Problem details:
Print the records below word for word, but leave out the pictures.

Data section:
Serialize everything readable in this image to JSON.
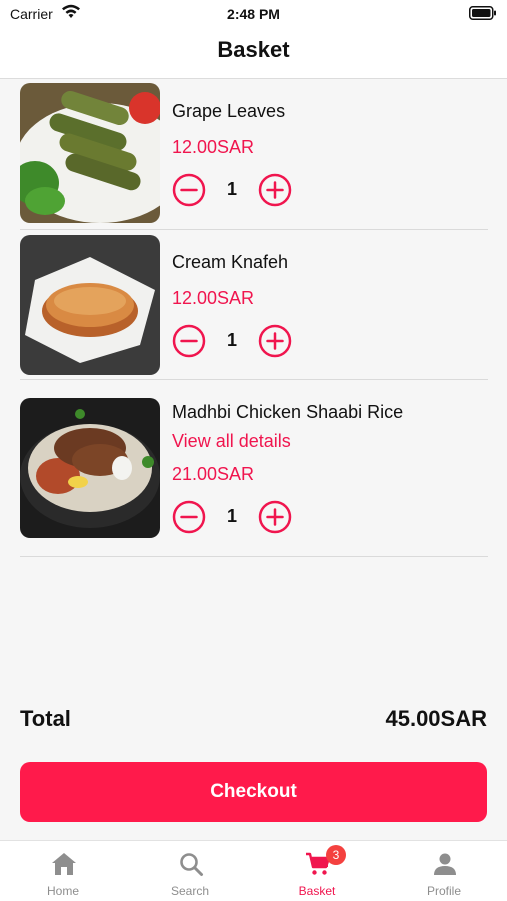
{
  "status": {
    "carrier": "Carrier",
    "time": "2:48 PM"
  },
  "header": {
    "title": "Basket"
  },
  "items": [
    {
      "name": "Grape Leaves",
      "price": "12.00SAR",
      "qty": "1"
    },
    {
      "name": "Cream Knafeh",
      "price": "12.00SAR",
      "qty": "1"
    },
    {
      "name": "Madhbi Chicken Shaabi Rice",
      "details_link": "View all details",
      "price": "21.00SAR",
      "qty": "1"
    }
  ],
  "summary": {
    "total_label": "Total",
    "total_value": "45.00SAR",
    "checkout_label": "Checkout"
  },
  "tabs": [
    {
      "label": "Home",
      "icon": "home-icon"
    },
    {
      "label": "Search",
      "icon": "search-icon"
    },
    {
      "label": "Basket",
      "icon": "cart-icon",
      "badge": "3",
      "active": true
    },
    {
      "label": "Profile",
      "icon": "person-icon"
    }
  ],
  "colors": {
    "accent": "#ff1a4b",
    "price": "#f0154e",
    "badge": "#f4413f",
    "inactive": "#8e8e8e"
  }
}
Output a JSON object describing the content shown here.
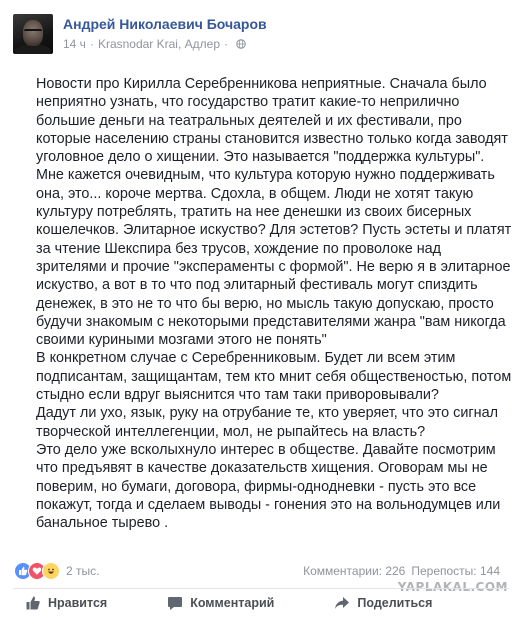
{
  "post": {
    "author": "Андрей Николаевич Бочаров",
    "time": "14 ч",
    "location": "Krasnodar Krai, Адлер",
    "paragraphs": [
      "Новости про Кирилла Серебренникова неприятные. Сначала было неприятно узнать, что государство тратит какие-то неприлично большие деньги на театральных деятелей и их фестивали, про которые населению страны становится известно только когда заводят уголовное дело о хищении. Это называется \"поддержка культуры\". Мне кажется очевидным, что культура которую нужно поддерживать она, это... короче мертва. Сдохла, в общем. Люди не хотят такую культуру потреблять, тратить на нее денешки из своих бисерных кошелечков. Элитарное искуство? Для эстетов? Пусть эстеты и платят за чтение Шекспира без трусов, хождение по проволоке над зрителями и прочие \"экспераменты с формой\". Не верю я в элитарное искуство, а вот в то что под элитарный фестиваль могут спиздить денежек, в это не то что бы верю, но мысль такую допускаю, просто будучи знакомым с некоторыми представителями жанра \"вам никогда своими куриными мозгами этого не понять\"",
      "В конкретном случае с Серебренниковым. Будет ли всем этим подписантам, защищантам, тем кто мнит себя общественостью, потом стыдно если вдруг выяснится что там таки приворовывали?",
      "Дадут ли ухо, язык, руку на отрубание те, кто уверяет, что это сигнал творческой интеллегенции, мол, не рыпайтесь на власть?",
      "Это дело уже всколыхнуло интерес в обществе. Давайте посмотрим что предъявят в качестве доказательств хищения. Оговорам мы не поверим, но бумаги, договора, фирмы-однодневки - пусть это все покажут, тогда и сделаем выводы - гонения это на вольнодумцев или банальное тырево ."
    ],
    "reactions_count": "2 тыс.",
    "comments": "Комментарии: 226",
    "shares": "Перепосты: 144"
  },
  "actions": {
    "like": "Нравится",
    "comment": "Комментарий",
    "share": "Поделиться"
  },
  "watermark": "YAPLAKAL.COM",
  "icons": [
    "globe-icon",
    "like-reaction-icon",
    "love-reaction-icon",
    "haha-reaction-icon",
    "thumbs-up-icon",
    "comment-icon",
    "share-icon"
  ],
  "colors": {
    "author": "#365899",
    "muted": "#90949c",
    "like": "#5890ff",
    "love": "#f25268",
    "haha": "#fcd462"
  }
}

Complete response:
Serialize everything readable in this image to JSON.
{
  "status": {
    "carrier": "Carrier",
    "time": "2:48 PM"
  },
  "header": {
    "title": "Basket"
  },
  "items": [
    {
      "name": "Grape Leaves",
      "price": "12.00SAR",
      "qty": "1"
    },
    {
      "name": "Cream Knafeh",
      "price": "12.00SAR",
      "qty": "1"
    },
    {
      "name": "Madhbi Chicken Shaabi Rice",
      "details_link": "View all details",
      "price": "21.00SAR",
      "qty": "1"
    }
  ],
  "summary": {
    "total_label": "Total",
    "total_value": "45.00SAR",
    "checkout_label": "Checkout"
  },
  "tabs": [
    {
      "label": "Home",
      "icon": "home-icon"
    },
    {
      "label": "Search",
      "icon": "search-icon"
    },
    {
      "label": "Basket",
      "icon": "cart-icon",
      "badge": "3",
      "active": true
    },
    {
      "label": "Profile",
      "icon": "person-icon"
    }
  ],
  "colors": {
    "accent": "#ff1a4b",
    "price": "#f0154e",
    "badge": "#f4413f",
    "inactive": "#8e8e8e"
  }
}
Output a JSON object describing the content shown here.
{
  "post": {
    "author": "Андрей Николаевич Бочаров",
    "time": "14 ч",
    "location": "Krasnodar Krai, Адлер",
    "paragraphs": [
      "Новости про Кирилла Серебренникова неприятные. Сначала было неприятно узнать, что государство тратит какие-то неприлично большие деньги на театральных деятелей и их фестивали, про которые населению страны становится известно только когда заводят уголовное дело о хищении. Это называется \"поддержка культуры\". Мне кажется очевидным, что культура которую нужно поддерживать она, это... короче мертва. Сдохла, в общем. Люди не хотят такую культуру потреблять, тратить на нее денешки из своих бисерных кошелечков. Элитарное искуство? Для эстетов? Пусть эстеты и платят за чтение Шекспира без трусов, хождение по проволоке над зрителями и прочие \"экспераменты с формой\". Не верю я в элитарное искуство, а вот в то что под элитарный фестиваль могут спиздить денежек, в это не то что бы верю, но мысль такую допускаю, просто будучи знакомым с некоторыми представителями жанра \"вам никогда своими куриными мозгами этого не понять\"",
      "В конкретном случае с Серебренниковым. Будет ли всем этим подписантам, защищантам, тем кто мнит себя общественостью, потом стыдно если вдруг выяснится что там таки приворовывали?",
      "Дадут ли ухо, язык, руку на отрубание те, кто уверяет, что это сигнал творческой интеллегенции, мол, не рыпайтесь на власть?",
      "Это дело уже всколыхнуло интерес в обществе. Давайте посмотрим что предъявят в качестве доказательств хищения. Оговорам мы не поверим, но бумаги, договора, фирмы-однодневки - пусть это все покажут, тогда и сделаем выводы - гонения это на вольнодумцев или банальное тырево ."
    ],
    "reactions_count": "2 тыс.",
    "comments": "Комментарии: 226",
    "shares": "Перепосты: 144"
  },
  "actions": {
    "like": "Нравится",
    "comment": "Комментарий",
    "share": "Поделиться"
  },
  "watermark": "YAPLAKAL.COM",
  "icons": [
    "globe-icon",
    "like-reaction-icon",
    "love-reaction-icon",
    "haha-reaction-icon",
    "thumbs-up-icon",
    "comment-icon",
    "share-icon"
  ],
  "colors": {
    "author": "#365899",
    "muted": "#90949c",
    "like": "#5890ff",
    "love": "#f25268",
    "haha": "#fcd462"
  }
}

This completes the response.